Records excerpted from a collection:
○ ○ ○ ○ ○

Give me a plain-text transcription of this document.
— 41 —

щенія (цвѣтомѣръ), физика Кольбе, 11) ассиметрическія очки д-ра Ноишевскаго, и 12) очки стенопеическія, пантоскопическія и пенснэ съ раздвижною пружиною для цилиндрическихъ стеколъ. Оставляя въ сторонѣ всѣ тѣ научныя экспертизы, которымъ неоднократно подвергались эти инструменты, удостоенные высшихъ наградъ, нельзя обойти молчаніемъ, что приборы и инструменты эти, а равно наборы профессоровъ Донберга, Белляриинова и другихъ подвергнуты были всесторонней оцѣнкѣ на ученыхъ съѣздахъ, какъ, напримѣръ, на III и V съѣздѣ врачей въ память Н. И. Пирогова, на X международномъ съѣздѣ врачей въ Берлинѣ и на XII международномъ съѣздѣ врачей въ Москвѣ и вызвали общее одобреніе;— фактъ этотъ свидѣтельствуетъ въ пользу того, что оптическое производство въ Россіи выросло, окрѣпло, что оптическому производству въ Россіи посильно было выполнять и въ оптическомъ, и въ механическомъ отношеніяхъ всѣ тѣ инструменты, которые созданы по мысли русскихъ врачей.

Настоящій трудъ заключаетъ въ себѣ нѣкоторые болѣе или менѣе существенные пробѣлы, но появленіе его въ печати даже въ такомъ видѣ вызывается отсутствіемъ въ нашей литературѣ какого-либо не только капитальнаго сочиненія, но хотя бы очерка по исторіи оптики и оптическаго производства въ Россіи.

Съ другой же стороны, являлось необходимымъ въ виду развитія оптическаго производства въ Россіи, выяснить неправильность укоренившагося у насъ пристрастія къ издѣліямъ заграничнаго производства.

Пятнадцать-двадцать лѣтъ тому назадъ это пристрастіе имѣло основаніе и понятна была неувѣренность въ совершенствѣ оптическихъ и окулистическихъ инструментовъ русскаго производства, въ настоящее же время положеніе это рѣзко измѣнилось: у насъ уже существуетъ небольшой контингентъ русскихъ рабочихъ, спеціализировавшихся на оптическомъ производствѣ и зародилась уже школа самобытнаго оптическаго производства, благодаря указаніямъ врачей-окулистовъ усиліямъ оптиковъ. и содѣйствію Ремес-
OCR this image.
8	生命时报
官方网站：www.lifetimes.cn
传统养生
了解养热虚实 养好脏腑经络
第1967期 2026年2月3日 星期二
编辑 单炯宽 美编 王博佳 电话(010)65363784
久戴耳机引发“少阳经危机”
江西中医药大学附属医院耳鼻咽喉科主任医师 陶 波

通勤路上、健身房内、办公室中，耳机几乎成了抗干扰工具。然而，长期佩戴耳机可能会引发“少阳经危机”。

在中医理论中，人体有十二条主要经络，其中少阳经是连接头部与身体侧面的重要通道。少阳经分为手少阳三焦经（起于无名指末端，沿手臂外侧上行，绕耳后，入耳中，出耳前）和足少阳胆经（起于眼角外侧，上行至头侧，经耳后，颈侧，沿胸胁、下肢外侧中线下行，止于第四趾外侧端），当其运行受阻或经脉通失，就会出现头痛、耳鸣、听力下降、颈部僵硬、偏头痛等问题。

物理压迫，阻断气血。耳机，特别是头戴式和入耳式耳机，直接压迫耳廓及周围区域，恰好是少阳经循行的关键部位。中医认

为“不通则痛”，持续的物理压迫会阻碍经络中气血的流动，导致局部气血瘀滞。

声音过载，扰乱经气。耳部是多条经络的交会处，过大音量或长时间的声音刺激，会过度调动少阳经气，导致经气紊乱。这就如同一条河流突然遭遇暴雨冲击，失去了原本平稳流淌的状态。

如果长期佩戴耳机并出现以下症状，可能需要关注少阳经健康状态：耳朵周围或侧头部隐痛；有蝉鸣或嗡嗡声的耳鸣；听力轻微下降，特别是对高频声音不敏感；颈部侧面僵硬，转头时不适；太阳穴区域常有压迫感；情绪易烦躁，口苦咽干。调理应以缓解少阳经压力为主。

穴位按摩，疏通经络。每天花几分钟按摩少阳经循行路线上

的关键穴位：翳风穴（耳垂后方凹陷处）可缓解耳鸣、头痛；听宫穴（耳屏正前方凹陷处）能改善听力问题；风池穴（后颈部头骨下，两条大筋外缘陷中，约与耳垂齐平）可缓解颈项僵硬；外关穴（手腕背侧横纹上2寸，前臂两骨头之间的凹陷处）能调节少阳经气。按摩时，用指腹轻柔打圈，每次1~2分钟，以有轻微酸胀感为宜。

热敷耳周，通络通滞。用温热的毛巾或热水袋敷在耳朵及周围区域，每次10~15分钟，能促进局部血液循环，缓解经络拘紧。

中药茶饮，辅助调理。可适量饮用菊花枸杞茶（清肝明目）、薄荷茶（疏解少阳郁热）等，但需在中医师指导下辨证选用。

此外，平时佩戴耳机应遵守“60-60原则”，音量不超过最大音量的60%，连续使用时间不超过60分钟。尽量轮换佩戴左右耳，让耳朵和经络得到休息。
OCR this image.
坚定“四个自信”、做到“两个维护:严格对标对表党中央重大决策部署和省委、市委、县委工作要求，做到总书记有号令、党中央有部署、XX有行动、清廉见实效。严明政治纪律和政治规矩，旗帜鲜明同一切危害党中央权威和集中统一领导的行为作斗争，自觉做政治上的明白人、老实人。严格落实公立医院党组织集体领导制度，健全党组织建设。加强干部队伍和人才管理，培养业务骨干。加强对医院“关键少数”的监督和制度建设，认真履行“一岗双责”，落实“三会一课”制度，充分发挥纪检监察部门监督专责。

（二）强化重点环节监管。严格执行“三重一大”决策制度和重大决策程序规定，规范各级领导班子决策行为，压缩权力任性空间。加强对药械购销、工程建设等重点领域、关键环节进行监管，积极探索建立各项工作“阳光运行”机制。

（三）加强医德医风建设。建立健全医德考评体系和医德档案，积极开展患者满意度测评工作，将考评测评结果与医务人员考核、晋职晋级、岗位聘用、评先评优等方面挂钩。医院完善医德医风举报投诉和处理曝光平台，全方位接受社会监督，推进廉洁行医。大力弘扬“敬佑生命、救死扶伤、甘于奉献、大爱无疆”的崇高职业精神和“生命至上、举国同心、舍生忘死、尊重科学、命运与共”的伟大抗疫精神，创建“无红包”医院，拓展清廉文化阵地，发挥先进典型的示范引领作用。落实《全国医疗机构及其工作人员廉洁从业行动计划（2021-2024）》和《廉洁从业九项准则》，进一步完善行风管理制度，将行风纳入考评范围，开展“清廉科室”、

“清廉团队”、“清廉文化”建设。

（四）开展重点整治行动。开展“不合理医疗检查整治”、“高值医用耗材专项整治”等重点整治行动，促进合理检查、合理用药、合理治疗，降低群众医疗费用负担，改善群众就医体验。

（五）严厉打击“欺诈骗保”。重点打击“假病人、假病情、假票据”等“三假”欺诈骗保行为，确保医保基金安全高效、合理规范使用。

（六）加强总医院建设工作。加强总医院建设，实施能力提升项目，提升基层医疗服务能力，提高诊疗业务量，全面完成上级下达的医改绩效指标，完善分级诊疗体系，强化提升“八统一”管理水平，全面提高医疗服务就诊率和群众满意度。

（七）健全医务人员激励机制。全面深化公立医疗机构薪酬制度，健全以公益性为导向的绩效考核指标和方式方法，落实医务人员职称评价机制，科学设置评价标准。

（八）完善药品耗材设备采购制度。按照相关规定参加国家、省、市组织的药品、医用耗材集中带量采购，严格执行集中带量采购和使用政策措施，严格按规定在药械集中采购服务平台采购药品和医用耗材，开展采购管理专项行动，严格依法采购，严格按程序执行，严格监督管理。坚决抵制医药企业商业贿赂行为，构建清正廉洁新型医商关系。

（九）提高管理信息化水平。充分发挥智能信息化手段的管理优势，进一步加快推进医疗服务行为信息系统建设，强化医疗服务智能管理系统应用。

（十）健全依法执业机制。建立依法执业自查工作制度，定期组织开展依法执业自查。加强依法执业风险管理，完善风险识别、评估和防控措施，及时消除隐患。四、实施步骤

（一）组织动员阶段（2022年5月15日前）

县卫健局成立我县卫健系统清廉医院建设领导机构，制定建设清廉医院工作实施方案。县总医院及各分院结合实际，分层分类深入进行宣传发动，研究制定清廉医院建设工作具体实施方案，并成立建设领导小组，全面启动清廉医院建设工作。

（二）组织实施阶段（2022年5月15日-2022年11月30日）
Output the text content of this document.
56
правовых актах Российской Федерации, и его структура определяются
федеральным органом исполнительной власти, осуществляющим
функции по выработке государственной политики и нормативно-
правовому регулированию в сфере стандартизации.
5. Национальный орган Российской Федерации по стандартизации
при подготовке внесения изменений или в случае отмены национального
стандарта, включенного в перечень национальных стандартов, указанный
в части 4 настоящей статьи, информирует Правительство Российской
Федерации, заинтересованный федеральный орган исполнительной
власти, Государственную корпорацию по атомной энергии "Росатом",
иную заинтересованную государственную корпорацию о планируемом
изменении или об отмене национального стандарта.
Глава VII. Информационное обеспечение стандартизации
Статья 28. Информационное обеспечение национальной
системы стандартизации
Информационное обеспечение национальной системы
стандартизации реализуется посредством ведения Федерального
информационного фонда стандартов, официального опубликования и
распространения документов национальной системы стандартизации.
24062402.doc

○ ○ ○ ○ ○

Work instructions: Search the records above for "стандартизации". Copy each line where it is found.

Response below:
правовому регулированию в сфере стандартизации.
5. Национальный орган Российской Федерации по стандартизации
Глава VII. Информационное обеспечение стандартизации
системы стандартизации
стандартизации реализуется посредством ведения Федерального
распространения документов национальной системы стандартизации.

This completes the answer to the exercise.